- WRITTEN TASK
Reproduce the data below verbatim, from its first line through the line that contains "- horizontal-scrollbar[interactable]: ◀", with both of those lines included.

[Spatial layout entries]
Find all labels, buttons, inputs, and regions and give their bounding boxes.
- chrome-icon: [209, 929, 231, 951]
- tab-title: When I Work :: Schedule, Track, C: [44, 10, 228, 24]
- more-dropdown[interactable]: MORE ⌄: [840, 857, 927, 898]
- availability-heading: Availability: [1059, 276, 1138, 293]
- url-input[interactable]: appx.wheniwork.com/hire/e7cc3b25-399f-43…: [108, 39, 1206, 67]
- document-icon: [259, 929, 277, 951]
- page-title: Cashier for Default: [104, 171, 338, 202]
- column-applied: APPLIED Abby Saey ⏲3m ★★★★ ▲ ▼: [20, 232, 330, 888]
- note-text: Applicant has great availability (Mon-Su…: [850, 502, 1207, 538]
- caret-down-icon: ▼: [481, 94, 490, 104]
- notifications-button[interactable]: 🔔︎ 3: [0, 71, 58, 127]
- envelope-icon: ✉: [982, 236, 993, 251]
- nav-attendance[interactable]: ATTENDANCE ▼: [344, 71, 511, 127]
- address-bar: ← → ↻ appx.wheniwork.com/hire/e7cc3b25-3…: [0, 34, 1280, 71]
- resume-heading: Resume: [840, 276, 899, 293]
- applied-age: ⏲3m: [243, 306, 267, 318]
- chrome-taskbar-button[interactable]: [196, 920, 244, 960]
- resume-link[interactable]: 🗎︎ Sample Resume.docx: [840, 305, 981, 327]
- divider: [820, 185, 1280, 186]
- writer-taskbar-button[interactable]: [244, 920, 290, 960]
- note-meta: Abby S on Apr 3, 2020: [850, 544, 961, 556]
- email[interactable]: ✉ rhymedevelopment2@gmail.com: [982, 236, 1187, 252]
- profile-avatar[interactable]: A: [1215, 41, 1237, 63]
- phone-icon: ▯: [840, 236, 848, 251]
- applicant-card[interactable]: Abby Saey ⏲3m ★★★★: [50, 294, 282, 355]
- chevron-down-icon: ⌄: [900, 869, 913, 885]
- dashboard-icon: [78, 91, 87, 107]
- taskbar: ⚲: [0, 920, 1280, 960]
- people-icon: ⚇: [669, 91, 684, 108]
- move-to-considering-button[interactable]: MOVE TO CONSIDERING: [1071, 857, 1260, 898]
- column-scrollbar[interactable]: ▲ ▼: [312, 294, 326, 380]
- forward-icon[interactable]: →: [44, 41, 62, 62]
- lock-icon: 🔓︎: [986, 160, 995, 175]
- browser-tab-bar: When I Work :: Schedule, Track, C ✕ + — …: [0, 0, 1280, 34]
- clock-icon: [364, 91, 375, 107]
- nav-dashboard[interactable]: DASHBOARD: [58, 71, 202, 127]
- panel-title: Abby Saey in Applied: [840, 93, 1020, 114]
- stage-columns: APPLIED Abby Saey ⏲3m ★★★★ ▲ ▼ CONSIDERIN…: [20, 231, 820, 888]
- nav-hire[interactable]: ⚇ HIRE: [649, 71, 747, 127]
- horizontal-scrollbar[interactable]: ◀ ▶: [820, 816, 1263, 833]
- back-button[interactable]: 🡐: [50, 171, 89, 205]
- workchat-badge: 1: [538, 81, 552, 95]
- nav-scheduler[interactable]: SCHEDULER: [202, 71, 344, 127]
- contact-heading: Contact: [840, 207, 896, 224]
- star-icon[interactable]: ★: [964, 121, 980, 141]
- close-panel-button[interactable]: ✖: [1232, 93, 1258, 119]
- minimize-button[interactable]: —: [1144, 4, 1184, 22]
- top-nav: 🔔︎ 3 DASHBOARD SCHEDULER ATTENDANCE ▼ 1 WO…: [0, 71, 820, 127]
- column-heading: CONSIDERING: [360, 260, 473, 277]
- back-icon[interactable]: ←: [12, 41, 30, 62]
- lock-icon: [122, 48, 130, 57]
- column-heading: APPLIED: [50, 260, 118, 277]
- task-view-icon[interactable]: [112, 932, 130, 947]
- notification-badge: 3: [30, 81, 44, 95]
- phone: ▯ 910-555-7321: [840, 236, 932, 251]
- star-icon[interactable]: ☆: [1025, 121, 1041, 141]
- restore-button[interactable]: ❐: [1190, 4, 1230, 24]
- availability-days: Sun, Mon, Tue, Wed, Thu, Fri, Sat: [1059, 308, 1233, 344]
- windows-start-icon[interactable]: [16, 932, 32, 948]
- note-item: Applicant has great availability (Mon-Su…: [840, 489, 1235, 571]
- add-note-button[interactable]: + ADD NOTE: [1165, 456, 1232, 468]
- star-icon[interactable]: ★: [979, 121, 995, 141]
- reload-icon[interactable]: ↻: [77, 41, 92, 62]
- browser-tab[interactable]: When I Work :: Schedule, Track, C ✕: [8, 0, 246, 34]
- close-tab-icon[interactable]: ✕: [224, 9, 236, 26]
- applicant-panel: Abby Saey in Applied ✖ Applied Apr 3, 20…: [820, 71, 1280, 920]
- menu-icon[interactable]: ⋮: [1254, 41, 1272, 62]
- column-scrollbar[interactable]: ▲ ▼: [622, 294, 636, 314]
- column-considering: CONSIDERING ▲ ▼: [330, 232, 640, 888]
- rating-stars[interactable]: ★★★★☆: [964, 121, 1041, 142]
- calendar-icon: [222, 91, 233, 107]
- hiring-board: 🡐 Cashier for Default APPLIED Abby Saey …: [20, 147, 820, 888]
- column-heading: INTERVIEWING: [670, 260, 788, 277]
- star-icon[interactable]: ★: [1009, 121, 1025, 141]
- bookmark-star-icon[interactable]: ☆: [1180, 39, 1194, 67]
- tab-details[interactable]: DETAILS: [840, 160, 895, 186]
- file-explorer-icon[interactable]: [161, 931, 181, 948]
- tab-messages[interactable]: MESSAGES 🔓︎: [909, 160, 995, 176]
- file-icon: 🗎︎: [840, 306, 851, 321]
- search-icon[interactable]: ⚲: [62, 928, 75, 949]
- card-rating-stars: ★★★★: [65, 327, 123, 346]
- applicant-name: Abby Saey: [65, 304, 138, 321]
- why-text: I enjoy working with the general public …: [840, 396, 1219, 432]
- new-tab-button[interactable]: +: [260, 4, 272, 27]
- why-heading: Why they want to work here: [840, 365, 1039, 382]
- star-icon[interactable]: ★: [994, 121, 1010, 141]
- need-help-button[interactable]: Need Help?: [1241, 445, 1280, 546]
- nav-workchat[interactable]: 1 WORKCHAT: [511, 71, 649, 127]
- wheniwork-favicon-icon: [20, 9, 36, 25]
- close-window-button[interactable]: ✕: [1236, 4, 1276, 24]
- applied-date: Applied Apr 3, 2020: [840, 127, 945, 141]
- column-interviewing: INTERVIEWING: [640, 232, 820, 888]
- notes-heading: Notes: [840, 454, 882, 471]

- WRITTEN SOLUTION
Find all labels, buttons, inputs, and regions and give their bounding boxes.
- chrome-icon: [209, 929, 231, 951]
- tab-title: When I Work :: Schedule, Track, C: [44, 10, 228, 24]
- more-dropdown[interactable]: MORE ⌄: [840, 857, 927, 898]
- availability-heading: Availability: [1059, 276, 1138, 293]
- url-input[interactable]: appx.wheniwork.com/hire/e7cc3b25-399f-43…: [108, 39, 1206, 67]
- document-icon: [259, 929, 277, 951]
- page-title: Cashier for Default: [104, 171, 338, 202]
- column-applied: APPLIED Abby Saey ⏲3m ★★★★ ▲ ▼: [20, 232, 330, 888]
- note-text: Applicant has great availability (Mon-Su…: [850, 502, 1207, 538]
- caret-down-icon: ▼: [481, 94, 490, 104]
- notifications-button[interactable]: 🔔︎ 3: [0, 71, 58, 127]
- envelope-icon: ✉: [982, 236, 993, 251]
- nav-attendance[interactable]: ATTENDANCE ▼: [344, 71, 511, 127]
- address-bar: ← → ↻ appx.wheniwork.com/hire/e7cc3b25-3…: [0, 34, 1280, 71]
- resume-heading: Resume: [840, 276, 899, 293]
- applied-age: ⏲3m: [243, 306, 267, 318]
- chrome-taskbar-button[interactable]: [196, 920, 244, 960]
- resume-link[interactable]: 🗎︎ Sample Resume.docx: [840, 305, 981, 327]
- divider: [820, 185, 1280, 186]
- writer-taskbar-button[interactable]: [244, 920, 290, 960]
- note-meta: Abby S on Apr 3, 2020: [850, 544, 961, 556]
- email[interactable]: ✉ rhymedevelopment2@gmail.com: [982, 236, 1187, 252]
- profile-avatar[interactable]: A: [1215, 41, 1237, 63]
- phone-icon: ▯: [840, 236, 848, 251]
- applicant-card[interactable]: Abby Saey ⏲3m ★★★★: [50, 294, 282, 355]
- chevron-down-icon: ⌄: [900, 869, 913, 885]
- dashboard-icon: [78, 91, 87, 107]
- taskbar: ⚲: [0, 920, 1280, 960]
- people-icon: ⚇: [669, 91, 684, 108]
- move-to-considering-button[interactable]: MOVE TO CONSIDERING: [1071, 857, 1260, 898]
- column-scrollbar[interactable]: ▲ ▼: [312, 294, 326, 380]
- forward-icon[interactable]: →: [44, 41, 62, 62]
- lock-icon: 🔓︎: [986, 160, 995, 175]
- browser-tab-bar: When I Work :: Schedule, Track, C ✕ + — …: [0, 0, 1280, 34]
- clock-icon: [364, 91, 375, 107]
- nav-dashboard[interactable]: DASHBOARD: [58, 71, 202, 127]
- panel-title: Abby Saey in Applied: [840, 93, 1020, 114]
- stage-columns: APPLIED Abby Saey ⏲3m ★★★★ ▲ ▼ CONSIDERIN…: [20, 231, 820, 888]
- nav-hire[interactable]: ⚇ HIRE: [649, 71, 747, 127]
- horizontal-scrollbar[interactable]: ◀ ▶: [820, 816, 1263, 833]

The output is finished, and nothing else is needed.